• _SET TASK_
The complete listing should be restated exactly.

• _DATA FOR THIS TASK_
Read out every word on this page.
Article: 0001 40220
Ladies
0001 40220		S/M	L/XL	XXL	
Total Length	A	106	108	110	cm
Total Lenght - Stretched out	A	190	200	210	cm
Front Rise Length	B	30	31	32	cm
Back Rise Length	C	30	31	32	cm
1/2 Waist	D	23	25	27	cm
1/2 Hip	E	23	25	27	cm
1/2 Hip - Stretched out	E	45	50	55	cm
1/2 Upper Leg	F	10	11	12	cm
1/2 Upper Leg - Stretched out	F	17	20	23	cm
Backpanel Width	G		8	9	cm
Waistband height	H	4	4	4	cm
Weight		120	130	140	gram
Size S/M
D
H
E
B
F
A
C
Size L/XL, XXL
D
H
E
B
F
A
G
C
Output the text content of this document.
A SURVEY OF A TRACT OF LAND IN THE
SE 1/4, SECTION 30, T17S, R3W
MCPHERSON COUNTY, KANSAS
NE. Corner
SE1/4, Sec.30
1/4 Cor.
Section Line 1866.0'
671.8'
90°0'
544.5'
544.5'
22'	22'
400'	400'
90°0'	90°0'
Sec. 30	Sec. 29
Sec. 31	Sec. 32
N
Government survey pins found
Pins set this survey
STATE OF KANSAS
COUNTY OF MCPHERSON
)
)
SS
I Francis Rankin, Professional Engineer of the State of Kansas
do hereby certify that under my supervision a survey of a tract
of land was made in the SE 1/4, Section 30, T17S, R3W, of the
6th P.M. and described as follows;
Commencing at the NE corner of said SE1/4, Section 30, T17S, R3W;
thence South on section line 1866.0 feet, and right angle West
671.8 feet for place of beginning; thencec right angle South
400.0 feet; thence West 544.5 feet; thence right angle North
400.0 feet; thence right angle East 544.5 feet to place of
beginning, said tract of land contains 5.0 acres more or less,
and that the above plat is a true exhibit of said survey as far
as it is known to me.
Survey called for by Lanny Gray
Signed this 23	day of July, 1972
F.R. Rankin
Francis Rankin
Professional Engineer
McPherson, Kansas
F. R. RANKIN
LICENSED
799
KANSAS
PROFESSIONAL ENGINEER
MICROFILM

• _WRITTEN ANSWER_
Read out every word on this page.
Article: 0001 40220
Ladies
0001 40220		S/M	L/XL	XXL	
Total Length	A	106	108	110	cm
Total Lenght - Stretched out	A	190	200	210	cm
Front Rise Length	B	30	31	32	cm
Back Rise Length	C	30	31	32	cm
1/2 Waist	D	23	25	27	cm
1/2 Hip	E	23	25	27	cm
1/2 Hip - Stretched out	E	45	50	55	cm
1/2 Upper Leg	F	10	11	12	cm
1/2 Upper Leg - Stretched out	F	17	20	23	cm
Backpanel Width	G		8	9	cm
Waistband height	H	4	4	4	cm
Weight		120	130	140	gram
Size S/M
D
H
E
B
F
A
C
Size L/XL, XXL
D
H
E
B
F
A
G
C
Output the text content of this document.
A SURVEY OF A TRACT OF LAND IN THE
SE 1/4, SECTION 30, T17S, R3W
MCPHERSON COUNTY, KANSAS
NE. Corner
SE1/4, Sec.30
1/4 Cor.
Section Line 1866.0'
671.8'
90°0'
544.5'
544.5'
22'	22'
400'	400'
90°0'	90°0'
Sec. 30	Sec. 29
Sec. 31	Sec. 32
N
Government survey pins found
Pins set this survey
STATE OF KANSAS
COUNTY OF MCPHERSON
)
)
SS
I Francis Rankin, Professional Engineer of the State of Kansas
do hereby certify that under my supervision a survey of a tract
of land was made in the SE 1/4, Section 30, T17S, R3W, of the
6th P.M. and described as follows;
Commencing at the NE corner of said SE1/4, Section 30, T17S, R3W;
thence South on section line 1866.0 feet, and right angle West
671.8 feet for place of beginning; thencec right angle South
400.0 feet; thence West 544.5 feet; thence right angle North
400.0 feet; thence right angle East 544.5 feet to place of
beginning, said tract of land contains 5.0 acres more or less,
and that the above plat is a true exhibit of said survey as far
as it is known to me.
Survey called for by Lanny Gray
Signed this 23	day of July, 1972
F.R. Rankin
Francis Rankin
Professional Engineer
McPherson, Kansas
F. R. RANKIN
LICENSED
799
KANSAS
PROFESSIONAL ENGINEER
MICROFILM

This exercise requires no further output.